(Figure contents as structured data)
-*-*-

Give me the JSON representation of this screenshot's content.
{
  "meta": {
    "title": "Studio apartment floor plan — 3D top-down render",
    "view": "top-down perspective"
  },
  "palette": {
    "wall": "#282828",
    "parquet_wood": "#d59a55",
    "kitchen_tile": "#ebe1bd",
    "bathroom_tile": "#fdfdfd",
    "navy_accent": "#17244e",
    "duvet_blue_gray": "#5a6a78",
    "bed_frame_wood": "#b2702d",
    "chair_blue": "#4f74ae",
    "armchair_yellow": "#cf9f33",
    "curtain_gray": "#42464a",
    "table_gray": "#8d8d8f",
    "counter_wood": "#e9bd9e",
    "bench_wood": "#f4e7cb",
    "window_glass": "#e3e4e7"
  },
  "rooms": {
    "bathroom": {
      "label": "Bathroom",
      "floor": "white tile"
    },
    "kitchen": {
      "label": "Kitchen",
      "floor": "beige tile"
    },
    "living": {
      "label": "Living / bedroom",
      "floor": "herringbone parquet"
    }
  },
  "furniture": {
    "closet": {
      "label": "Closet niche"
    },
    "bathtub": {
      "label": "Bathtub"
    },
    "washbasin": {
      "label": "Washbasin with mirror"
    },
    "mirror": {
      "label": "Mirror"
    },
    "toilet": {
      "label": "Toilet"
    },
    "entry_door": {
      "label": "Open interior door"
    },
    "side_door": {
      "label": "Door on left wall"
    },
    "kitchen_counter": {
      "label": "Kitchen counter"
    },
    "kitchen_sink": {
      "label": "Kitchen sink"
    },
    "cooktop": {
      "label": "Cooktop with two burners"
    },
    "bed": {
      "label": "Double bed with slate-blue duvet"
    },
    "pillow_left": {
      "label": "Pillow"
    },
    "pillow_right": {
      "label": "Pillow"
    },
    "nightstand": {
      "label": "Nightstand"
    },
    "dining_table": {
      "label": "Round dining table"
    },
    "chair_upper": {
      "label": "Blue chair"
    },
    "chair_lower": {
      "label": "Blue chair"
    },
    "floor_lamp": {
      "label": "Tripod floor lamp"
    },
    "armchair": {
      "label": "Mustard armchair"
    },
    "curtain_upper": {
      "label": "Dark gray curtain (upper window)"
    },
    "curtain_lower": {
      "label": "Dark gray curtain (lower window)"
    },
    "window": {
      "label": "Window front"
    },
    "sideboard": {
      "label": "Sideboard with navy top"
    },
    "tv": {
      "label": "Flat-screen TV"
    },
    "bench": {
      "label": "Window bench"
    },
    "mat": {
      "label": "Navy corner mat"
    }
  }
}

-*-*-

● WHAT YOU SHOULD DO
Every entry must be output again, exactly as written above.

● TASK RESPONSE
Give me the JSON representation of this screenshot's content.
{
  "meta": {
    "title": "Studio apartment floor plan — 3D top-down render",
    "view": "top-down perspective"
  },
  "palette": {
    "wall": "#282828",
    "parquet_wood": "#d59a55",
    "kitchen_tile": "#ebe1bd",
    "bathroom_tile": "#fdfdfd",
    "navy_accent": "#17244e",
    "duvet_blue_gray": "#5a6a78",
    "bed_frame_wood": "#b2702d",
    "chair_blue": "#4f74ae",
    "armchair_yellow": "#cf9f33",
    "curtain_gray": "#42464a",
    "table_gray": "#8d8d8f",
    "counter_wood": "#e9bd9e",
    "bench_wood": "#f4e7cb",
    "window_glass": "#e3e4e7"
  },
  "rooms": {
    "bathroom": {
      "label": "Bathroom",
      "floor": "white tile"
    },
    "kitchen": {
      "label": "Kitchen",
      "floor": "beige tile"
    },
    "living": {
      "label": "Living / bedroom",
      "floor": "herringbone parquet"
    }
  },
  "furniture": {
    "closet": {
      "label": "Closet niche"
    },
    "bathtub": {
      "label": "Bathtub"
    },
    "washbasin": {
      "label": "Washbasin with mirror"
    },
    "mirror": {
      "label": "Mirror"
    },
    "toilet": {
      "label": "Toilet"
    },
    "entry_door": {
      "label": "Open interior door"
    },
    "side_door": {
      "label": "Door on left wall"
    },
    "kitchen_counter": {
      "label": "Kitchen counter"
    },
    "kitchen_sink": {
      "label": "Kitchen sink"
    },
    "cooktop": {
      "label": "Cooktop with two burners"
    },
    "bed": {
      "label": "Double bed with slate-blue duvet"
    },
    "pillow_left": {
      "label": "Pillow"
    },
    "pillow_right": {
      "label": "Pillow"
    },
    "nightstand": {
      "label": "Nightstand"
    },
    "dining_table": {
      "label": "Round dining table"
    },
    "chair_upper": {
      "label": "Blue chair"
    },
    "chair_lower": {
      "label": "Blue chair"
    },
    "floor_lamp": {
      "label": "Tripod floor lamp"
    },
    "armchair": {
      "label": "Mustard armchair"
    },
    "curtain_upper": {
      "label": "Dark gray curtain (upper window)"
    },
    "curtain_lower": {
      "label": "Dark gray curtain (lower window)"
    },
    "window": {
      "label": "Window front"
    },
    "sideboard": {
      "label": "Sideboard with navy top"
    },
    "tv": {
      "label": "Flat-screen TV"
    },
    "bench": {
      "label": "Window bench"
    },
    "mat": {
      "label": "Navy corner mat"
    }
  }
}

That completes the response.